### RECORDS TO USE

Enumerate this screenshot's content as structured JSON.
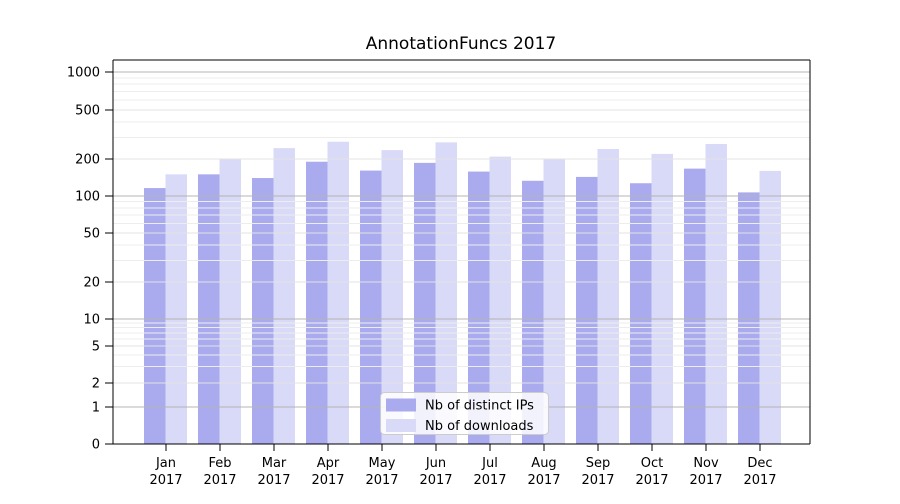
{
  "chart_data": {
    "type": "bar",
    "title": "AnnotationFuncs 2017",
    "categories": [
      "Jan",
      "Feb",
      "Mar",
      "Apr",
      "May",
      "Jun",
      "Jul",
      "Aug",
      "Sep",
      "Oct",
      "Nov",
      "Dec"
    ],
    "category_year": "2017",
    "series": [
      {
        "name": "Nb of distinct IPs",
        "color": "#aaaaee",
        "values": [
          116,
          150,
          140,
          190,
          161,
          186,
          158,
          133,
          143,
          127,
          167,
          107
        ]
      },
      {
        "name": "Nb of downloads",
        "color": "#d9d9f8",
        "values": [
          150,
          199,
          245,
          276,
          236,
          273,
          209,
          199,
          241,
          220,
          265,
          160
        ]
      }
    ],
    "yticks": [
      0,
      1,
      2,
      5,
      10,
      20,
      50,
      100,
      200,
      500,
      1000
    ],
    "ylim": [
      0,
      1250
    ],
    "yscale": "log-with-zero",
    "xlabel": "",
    "ylabel": "",
    "grid": "horizontal",
    "legend": {
      "position": "bottom-center",
      "entries": [
        "Nb of distinct IPs",
        "Nb of downloads"
      ]
    },
    "colors": {
      "bar_dark": "#aaaaee",
      "bar_light": "#d9d9f8",
      "grid_major_power": "#b4b4b4",
      "grid_major": "#e3e3e3",
      "grid_minor": "#ededed",
      "spine": "#000000",
      "legend_border": "#cccccc"
    }
  }
}
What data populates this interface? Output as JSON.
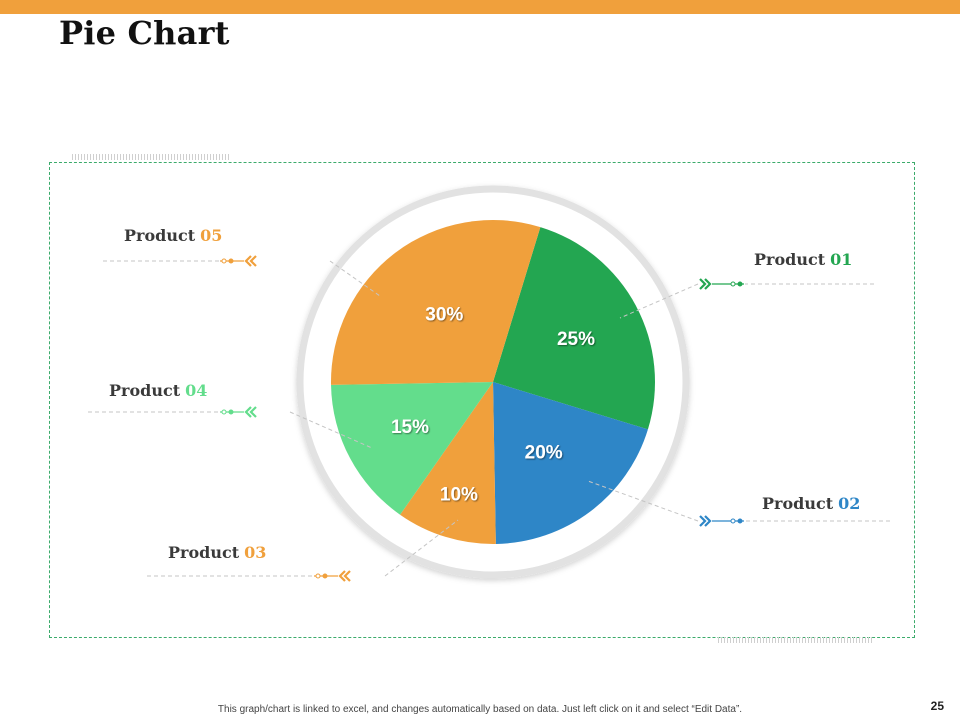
{
  "slide": {
    "title": "Pie Chart",
    "footnote": "This graph/chart is linked to excel, and changes automatically based on data. Just left click on it and select “Edit Data”.",
    "page_number": "25",
    "accent_color": "#f0a03c",
    "frame_color": "#3cab6b"
  },
  "chart_data": {
    "type": "pie",
    "title": "Pie Chart",
    "slices": [
      {
        "name": "Product 01",
        "prefix": "Product",
        "num": "01",
        "value": 25,
        "label": "25%",
        "color": "#23a651"
      },
      {
        "name": "Product 02",
        "prefix": "Product",
        "num": "02",
        "value": 20,
        "label": "20%",
        "color": "#2e86c7"
      },
      {
        "name": "Product 03",
        "prefix": "Product",
        "num": "03",
        "value": 10,
        "label": "10%",
        "color": "#f0a03c"
      },
      {
        "name": "Product 04",
        "prefix": "Product",
        "num": "04",
        "value": 15,
        "label": "15%",
        "color": "#63dd8c"
      },
      {
        "name": "Product 05",
        "prefix": "Product",
        "num": "05",
        "value": 30,
        "label": "30%",
        "color": "#f0a03c"
      }
    ]
  }
}
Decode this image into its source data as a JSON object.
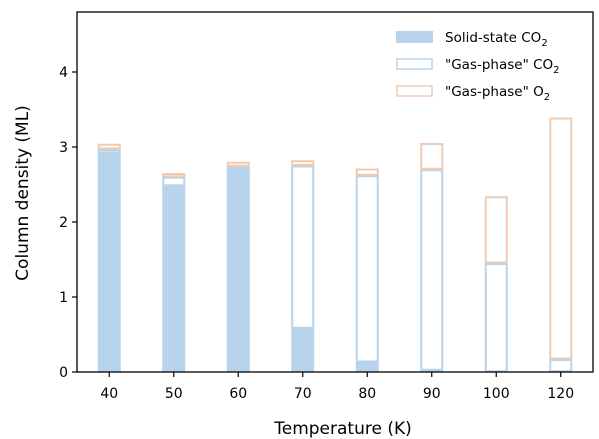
{
  "chart_data": {
    "type": "bar",
    "stacked": true,
    "categories": [
      "40",
      "50",
      "60",
      "70",
      "80",
      "90",
      "100",
      "120"
    ],
    "xlabel": "Temperature (K)",
    "ylabel": "Column density (ML)",
    "ylim": [
      0,
      4.8
    ],
    "yticks": [
      "0",
      "1",
      "2",
      "3",
      "4"
    ],
    "grid": false,
    "legend_position": "top-right",
    "series": [
      {
        "name": "Solid-state CO",
        "name_subscript": "2",
        "style": "filled",
        "color": "#b8d4ec",
        "values": [
          2.92,
          2.48,
          2.72,
          0.58,
          0.13,
          0.02,
          0.0,
          0.0
        ]
      },
      {
        "name": "\"Gas-phase\" CO",
        "name_subscript": "2",
        "style": "outline",
        "color": "#b8d4ec",
        "values": [
          0.05,
          0.12,
          0.02,
          2.17,
          2.49,
          2.68,
          1.45,
          0.17
        ]
      },
      {
        "name": "\"Gas-phase\" O",
        "name_subscript": "2",
        "style": "outline",
        "color": "#f0cbb0",
        "values": [
          0.07,
          0.05,
          0.06,
          0.07,
          0.09,
          0.35,
          0.89,
          3.22
        ]
      }
    ]
  }
}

######

== AIM OF THE EXERCISE ==
In your copy, repeat each record exactly and include no pictures.

== THE ANSWER ==
Enumerate this screenshot's content as structured JSON.
{
  "chart_data": {
    "type": "bar",
    "title": "AnnotationFuncs 2017",
    "categories": [
      "Jan",
      "Feb",
      "Mar",
      "Apr",
      "May",
      "Jun",
      "Jul",
      "Aug",
      "Sep",
      "Oct",
      "Nov",
      "Dec"
    ],
    "category_year": "2017",
    "series": [
      {
        "name": "Nb of distinct IPs",
        "color": "#aaaaee",
        "values": [
          116,
          150,
          140,
          190,
          161,
          186,
          158,
          133,
          143,
          127,
          167,
          107
        ]
      },
      {
        "name": "Nb of downloads",
        "color": "#d9d9f8",
        "values": [
          150,
          199,
          245,
          276,
          236,
          273,
          209,
          199,
          241,
          220,
          265,
          160
        ]
      }
    ],
    "yticks": [
      0,
      1,
      2,
      5,
      10,
      20,
      50,
      100,
      200,
      500,
      1000
    ],
    "ylim": [
      0,
      1250
    ],
    "yscale": "log-with-zero",
    "xlabel": "",
    "ylabel": "",
    "grid": "horizontal",
    "legend": {
      "position": "bottom-center",
      "entries": [
        "Nb of distinct IPs",
        "Nb of downloads"
      ]
    },
    "colors": {
      "bar_dark": "#aaaaee",
      "bar_light": "#d9d9f8",
      "grid_major_power": "#b4b4b4",
      "grid_major": "#e3e3e3",
      "grid_minor": "#ededed",
      "spine": "#000000",
      "legend_border": "#cccccc"
    }
  }
}
What data populates this interface? Output as JSON.
{
  "slide": {
    "title": "Pie Chart",
    "footnote": "This graph/chart is linked to excel, and changes automatically based on data. Just left click on it and select “Edit Data”.",
    "page_number": "25",
    "accent_color": "#f0a03c",
    "frame_color": "#3cab6b"
  },
  "chart_data": {
    "type": "pie",
    "title": "Pie Chart",
    "slices": [
      {
        "name": "Product 01",
        "prefix": "Product",
        "num": "01",
        "value": 25,
        "label": "25%",
        "color": "#23a651"
      },
      {
        "name": "Product 02",
        "prefix": "Product",
        "num": "02",
        "value": 20,
        "label": "20%",
        "color": "#2e86c7"
      },
      {
        "name": "Product 03",
        "prefix": "Product",
        "num": "03",
        "value": 10,
        "label": "10%",
        "color": "#f0a03c"
      },
      {
        "name": "Product 04",
        "prefix": "Product",
        "num": "04",
        "value": 15,
        "label": "15%",
        "color": "#63dd8c"
      },
      {
        "name": "Product 05",
        "prefix": "Product",
        "num": "05",
        "value": 30,
        "label": "30%",
        "color": "#f0a03c"
      }
    ]
  }
}
Decode this image into its source data as a JSON object.
{
  "chart_data": {
    "type": "bar",
    "stacked": true,
    "categories": [
      "40",
      "50",
      "60",
      "70",
      "80",
      "90",
      "100",
      "120"
    ],
    "xlabel": "Temperature (K)",
    "ylabel": "Column density (ML)",
    "ylim": [
      0,
      4.8
    ],
    "yticks": [
      "0",
      "1",
      "2",
      "3",
      "4"
    ],
    "grid": false,
    "legend_position": "top-right",
    "series": [
      {
        "name": "Solid-state CO",
        "name_subscript": "2",
        "style": "filled",
        "color": "#b8d4ec",
        "values": [
          2.92,
          2.48,
          2.72,
          0.58,
          0.13,
          0.02,
          0.0,
          0.0
        ]
      },
      {
        "name": "\"Gas-phase\" CO",
        "name_subscript": "2",
        "style": "outline",
        "color": "#b8d4ec",
        "values": [
          0.05,
          0.12,
          0.02,
          2.17,
          2.49,
          2.68,
          1.45,
          0.17
        ]
      },
      {
        "name": "\"Gas-phase\" O",
        "name_subscript": "2",
        "style": "outline",
        "color": "#f0cbb0",
        "values": [
          0.07,
          0.05,
          0.06,
          0.07,
          0.09,
          0.35,
          0.89,
          3.22
        ]
      }
    ]
  }
}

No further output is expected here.